I grew up in a church where everything was done by the book. The volume in question was the Book of Common Prayer, which is used by Episcopalians and other Anglican churches around the world. Unlike some other denominations, worship services in the Episcopal Church are carefully scripted. Hymns are sung from another book, and there are readings from the Old and New Testaments. The priest delivers a sermon he has prepared beforehand on the scriptural readings for the day. The remainder of the service is found in the Book of Common Prayer: the order of worship, prayers, collects, creeds, confessions, psalms and litanies. In addition to Holy Communion, there are services of morning and evening prayer, daily devotions, pastoral offices (baptism, confirmation, burial, marriage, etc.) and the ordination of clergy. There is a separate section containing dozens of prayers and thanksgivings for every occasion imaginable.
Along with the King James Bible and the works of Shakespeare, the prayer book is widely acknowledged as one of the glories of the English language. Published in the immediate aftermath of the Protestant Reformation in England, when religious affiliation was still sharply contested, the Book of Common Prayer, as its name indicates, was meant to guarantee that adherents were all on the same page. Its prayers were theologically sound and appropriate to the occasion. Although Anglican worship might be faulted for its lack of spontaneity, churchgoers could take comfort in the fact that their services were always dignified, and there would never be any unpleasant surprises.

▶ _OBJECTIVE_
Print the whole passage about the Book of Common Prayer word for word. You won't need the records for this.

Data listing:
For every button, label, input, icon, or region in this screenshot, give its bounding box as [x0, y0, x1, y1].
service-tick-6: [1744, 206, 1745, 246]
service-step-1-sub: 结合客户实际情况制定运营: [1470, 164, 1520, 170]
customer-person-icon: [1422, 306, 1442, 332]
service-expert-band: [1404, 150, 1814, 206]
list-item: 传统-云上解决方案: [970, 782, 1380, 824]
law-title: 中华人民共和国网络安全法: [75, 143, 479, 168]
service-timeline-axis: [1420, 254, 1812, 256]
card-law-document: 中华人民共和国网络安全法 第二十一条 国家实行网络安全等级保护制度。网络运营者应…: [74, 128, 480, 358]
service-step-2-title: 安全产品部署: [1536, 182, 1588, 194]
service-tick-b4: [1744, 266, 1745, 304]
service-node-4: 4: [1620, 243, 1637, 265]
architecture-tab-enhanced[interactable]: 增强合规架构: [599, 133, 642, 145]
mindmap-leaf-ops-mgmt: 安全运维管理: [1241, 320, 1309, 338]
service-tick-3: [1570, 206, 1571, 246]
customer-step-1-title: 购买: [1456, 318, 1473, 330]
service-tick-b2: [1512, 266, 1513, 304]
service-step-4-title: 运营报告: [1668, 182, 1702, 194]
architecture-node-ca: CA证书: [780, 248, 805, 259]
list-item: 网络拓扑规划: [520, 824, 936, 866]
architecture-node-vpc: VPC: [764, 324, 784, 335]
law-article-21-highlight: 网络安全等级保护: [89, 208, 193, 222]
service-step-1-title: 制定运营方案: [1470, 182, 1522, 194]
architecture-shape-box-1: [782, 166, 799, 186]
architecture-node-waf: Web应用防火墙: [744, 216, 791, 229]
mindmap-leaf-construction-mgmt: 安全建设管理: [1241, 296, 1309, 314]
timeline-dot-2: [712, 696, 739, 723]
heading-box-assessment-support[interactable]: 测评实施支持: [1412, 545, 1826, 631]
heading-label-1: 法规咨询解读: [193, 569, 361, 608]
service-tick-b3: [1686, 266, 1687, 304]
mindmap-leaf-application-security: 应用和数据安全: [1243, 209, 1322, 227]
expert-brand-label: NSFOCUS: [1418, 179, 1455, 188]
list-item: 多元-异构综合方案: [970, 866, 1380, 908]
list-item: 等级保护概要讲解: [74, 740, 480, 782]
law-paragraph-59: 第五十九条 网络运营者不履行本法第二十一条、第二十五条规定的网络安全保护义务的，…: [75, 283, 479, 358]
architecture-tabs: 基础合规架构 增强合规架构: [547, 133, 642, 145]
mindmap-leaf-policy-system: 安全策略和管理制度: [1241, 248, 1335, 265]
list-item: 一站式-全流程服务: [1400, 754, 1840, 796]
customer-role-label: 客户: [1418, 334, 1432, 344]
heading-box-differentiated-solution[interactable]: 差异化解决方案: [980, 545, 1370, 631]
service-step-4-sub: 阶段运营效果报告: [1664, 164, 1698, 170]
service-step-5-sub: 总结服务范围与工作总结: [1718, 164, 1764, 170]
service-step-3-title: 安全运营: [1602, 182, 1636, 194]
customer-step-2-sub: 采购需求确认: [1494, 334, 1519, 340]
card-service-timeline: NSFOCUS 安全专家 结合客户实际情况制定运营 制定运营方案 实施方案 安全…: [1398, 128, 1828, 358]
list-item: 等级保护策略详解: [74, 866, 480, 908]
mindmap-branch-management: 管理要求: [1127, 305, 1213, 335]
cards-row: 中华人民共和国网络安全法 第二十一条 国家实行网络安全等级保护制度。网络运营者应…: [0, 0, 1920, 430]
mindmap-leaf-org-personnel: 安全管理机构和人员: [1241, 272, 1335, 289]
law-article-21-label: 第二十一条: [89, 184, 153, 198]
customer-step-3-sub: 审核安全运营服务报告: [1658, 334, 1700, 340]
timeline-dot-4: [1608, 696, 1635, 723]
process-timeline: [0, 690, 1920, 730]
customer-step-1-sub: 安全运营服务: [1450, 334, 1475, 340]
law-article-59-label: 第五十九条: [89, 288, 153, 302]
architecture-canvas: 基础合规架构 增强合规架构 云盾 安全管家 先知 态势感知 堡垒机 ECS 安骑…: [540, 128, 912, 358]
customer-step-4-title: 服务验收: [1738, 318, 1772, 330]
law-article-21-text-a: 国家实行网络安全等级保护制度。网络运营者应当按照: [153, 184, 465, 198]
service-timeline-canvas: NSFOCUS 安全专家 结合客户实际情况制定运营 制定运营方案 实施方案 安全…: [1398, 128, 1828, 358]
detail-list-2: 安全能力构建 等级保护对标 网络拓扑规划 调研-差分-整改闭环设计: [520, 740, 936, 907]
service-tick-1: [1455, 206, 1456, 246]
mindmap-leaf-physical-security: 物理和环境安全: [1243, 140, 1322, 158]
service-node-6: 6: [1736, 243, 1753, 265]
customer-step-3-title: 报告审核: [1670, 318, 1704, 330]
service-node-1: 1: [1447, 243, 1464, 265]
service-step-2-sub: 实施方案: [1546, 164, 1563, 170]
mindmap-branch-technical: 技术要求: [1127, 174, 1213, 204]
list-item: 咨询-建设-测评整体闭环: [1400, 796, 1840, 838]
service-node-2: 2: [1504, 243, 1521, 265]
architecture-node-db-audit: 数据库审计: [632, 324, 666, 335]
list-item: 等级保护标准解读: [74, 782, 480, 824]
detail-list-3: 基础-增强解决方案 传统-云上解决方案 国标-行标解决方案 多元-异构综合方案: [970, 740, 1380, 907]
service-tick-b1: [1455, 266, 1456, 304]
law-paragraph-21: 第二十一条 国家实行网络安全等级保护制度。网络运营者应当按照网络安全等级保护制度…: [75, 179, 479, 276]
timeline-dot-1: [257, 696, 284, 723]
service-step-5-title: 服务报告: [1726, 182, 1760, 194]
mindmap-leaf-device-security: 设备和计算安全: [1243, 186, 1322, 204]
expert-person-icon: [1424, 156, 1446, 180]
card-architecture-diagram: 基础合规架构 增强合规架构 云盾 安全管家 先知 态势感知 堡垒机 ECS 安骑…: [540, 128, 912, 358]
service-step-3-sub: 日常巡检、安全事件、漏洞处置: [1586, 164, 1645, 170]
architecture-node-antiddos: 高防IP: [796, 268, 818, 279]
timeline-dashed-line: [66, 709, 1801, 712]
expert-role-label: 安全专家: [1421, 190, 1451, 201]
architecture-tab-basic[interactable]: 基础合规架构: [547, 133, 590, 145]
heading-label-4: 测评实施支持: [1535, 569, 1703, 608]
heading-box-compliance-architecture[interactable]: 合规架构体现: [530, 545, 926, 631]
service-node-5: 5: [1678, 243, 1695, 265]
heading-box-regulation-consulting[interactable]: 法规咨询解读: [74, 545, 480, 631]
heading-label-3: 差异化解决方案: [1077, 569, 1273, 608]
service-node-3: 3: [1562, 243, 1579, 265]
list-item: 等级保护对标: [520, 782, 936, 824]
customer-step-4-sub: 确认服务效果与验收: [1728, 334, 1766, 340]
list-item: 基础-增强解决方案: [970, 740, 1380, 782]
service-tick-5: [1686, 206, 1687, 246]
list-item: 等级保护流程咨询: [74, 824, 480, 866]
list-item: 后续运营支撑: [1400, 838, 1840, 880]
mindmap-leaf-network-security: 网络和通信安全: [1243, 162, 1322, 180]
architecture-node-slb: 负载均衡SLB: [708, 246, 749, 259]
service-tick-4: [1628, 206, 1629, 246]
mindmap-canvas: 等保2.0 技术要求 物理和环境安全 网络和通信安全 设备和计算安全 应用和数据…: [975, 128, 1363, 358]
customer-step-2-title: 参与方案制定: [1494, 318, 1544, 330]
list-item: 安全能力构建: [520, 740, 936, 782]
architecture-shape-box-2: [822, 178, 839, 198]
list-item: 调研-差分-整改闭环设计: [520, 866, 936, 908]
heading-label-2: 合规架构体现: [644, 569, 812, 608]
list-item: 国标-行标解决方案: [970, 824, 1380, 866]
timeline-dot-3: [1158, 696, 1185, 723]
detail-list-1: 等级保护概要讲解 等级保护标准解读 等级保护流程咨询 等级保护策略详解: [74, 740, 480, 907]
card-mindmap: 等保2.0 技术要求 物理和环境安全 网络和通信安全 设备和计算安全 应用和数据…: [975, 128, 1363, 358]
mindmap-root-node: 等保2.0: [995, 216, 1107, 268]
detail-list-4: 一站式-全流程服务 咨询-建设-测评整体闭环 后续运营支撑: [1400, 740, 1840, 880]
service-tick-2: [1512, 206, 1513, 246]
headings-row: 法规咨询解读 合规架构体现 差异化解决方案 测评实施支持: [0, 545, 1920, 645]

▶ _EXERCISE ANSWER_
I grew up in a church where everything was done by the book. The volume in question was the Book of Common Prayer, which is used by Episcopalians and other Anglican churches around the world. Unlike some other denominations, worship services in the Episcopal Church are carefully scripted. Hymns are sung from another book, and there are readings from the Old and New Testaments. The priest delivers a sermon he has prepared beforehand on the scriptural readings for the day. The remainder of the service is found in the Book of Common Prayer: the order of worship, prayers, collects, creeds, confessions, psalms and litanies. In addition to Holy Communion, there are services of morning and evening prayer, daily devotions, pastoral offices (baptism, confirmation, burial, marriage, etc.) and the ordination of clergy. There is a separate section containing dozens of prayers and thanksgivings for every occasion imaginable.
Along with the King James Bible and the works of Shakespeare, the prayer book is widely acknowledged as one of the glories of the English language. Published in the immediate aftermath of the Protestant Reformation in England, when religious affiliation was still sharply contested, the Book of Common Prayer, as its name indicates, was meant to guarantee that adherents were all on the same page. Its prayers were theologically sound and appropriate to the occasion. Although Anglican worship might be faulted for its lack of spontaneity, churchgoers could take comfort in the fact that their services were always dignified, and there would never be any unpleasant surprises.